(Dataset extract)
%%

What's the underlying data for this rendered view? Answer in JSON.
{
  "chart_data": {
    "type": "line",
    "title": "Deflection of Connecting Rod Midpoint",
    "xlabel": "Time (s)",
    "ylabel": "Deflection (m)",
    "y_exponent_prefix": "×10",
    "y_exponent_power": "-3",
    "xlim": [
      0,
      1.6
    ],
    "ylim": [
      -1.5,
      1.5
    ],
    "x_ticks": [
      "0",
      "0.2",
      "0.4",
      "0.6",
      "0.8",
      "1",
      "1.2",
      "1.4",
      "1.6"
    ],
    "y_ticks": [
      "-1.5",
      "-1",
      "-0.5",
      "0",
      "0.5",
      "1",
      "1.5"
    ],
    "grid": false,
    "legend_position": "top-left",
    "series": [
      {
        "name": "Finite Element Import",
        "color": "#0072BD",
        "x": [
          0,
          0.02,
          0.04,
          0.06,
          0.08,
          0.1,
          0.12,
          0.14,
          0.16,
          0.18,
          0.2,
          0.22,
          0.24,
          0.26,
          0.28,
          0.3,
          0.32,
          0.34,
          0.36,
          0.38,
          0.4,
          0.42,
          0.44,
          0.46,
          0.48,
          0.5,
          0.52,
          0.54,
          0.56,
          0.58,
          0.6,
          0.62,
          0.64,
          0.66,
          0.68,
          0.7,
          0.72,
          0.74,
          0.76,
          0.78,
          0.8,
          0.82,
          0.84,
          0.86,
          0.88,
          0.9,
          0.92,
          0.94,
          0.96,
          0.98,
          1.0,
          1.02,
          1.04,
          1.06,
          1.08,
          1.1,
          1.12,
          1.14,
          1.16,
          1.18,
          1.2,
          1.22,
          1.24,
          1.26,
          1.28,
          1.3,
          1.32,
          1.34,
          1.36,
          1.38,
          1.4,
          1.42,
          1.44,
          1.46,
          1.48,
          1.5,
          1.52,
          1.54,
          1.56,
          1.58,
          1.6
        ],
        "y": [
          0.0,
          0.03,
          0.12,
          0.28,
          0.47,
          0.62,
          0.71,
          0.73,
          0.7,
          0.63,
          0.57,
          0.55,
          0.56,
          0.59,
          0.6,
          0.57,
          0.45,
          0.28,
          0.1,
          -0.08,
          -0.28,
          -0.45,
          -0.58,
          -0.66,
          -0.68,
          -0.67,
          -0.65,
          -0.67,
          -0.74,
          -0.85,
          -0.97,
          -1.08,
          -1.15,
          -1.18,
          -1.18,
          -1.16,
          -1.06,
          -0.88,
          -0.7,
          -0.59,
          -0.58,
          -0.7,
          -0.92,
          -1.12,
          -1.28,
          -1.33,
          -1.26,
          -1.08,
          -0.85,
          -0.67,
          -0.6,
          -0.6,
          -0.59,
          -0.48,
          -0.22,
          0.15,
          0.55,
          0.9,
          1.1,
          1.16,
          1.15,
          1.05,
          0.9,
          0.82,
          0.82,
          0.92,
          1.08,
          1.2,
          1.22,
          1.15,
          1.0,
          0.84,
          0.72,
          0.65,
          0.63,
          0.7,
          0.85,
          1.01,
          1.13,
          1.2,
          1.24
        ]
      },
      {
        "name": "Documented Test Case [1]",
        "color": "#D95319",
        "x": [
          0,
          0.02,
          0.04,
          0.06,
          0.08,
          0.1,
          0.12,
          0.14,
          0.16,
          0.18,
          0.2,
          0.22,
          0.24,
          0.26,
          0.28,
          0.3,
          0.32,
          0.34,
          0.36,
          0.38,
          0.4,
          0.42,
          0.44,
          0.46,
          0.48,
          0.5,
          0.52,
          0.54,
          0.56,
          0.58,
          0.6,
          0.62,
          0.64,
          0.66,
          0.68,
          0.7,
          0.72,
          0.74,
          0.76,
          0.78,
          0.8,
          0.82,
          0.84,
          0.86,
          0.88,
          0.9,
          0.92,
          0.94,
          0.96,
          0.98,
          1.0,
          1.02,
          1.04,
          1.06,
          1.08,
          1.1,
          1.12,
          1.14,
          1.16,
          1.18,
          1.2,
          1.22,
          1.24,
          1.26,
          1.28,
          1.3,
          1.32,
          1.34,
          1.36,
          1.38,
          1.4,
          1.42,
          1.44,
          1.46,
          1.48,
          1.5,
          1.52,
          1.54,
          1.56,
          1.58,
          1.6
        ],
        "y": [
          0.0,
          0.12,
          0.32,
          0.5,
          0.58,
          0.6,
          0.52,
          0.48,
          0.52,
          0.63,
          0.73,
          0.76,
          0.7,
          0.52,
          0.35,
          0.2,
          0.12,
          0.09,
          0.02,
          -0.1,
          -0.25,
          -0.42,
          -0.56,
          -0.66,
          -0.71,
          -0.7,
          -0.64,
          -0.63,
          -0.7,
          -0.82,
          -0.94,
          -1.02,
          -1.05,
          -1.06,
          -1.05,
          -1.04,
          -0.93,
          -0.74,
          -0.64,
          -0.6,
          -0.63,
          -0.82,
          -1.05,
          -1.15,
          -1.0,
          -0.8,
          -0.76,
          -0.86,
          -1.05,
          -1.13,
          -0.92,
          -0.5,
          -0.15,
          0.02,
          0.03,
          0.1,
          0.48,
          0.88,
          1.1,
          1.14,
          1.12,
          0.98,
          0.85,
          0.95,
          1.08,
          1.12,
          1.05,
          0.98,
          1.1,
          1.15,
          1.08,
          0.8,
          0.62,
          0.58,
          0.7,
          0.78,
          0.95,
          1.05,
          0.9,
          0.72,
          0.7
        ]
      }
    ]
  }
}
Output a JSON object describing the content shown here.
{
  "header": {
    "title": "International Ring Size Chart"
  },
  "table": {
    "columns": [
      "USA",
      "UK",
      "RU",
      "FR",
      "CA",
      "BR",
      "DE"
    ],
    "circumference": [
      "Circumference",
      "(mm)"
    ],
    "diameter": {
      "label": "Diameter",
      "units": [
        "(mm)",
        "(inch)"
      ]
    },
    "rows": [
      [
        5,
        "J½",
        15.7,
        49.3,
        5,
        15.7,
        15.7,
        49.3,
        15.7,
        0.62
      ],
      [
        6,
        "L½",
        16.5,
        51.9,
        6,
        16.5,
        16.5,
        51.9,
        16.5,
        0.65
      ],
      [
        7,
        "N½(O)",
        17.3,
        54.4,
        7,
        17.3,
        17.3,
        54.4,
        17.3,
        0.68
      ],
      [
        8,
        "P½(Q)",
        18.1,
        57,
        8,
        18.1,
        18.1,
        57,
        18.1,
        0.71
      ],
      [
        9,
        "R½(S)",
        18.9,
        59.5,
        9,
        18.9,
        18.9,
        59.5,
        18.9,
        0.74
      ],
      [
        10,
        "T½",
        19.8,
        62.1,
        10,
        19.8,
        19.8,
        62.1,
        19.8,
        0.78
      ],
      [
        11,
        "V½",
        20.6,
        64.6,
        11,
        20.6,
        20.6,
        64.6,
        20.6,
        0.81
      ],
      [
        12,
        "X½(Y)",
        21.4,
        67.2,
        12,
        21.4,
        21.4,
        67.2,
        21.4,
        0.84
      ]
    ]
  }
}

%%

(Written task) Pull out every line above that holds the word "Deflection".

(Answer to this problem)
    "title": "Deflection of Connecting Rod Midpoint",
    "ylabel": "Deflection (m)",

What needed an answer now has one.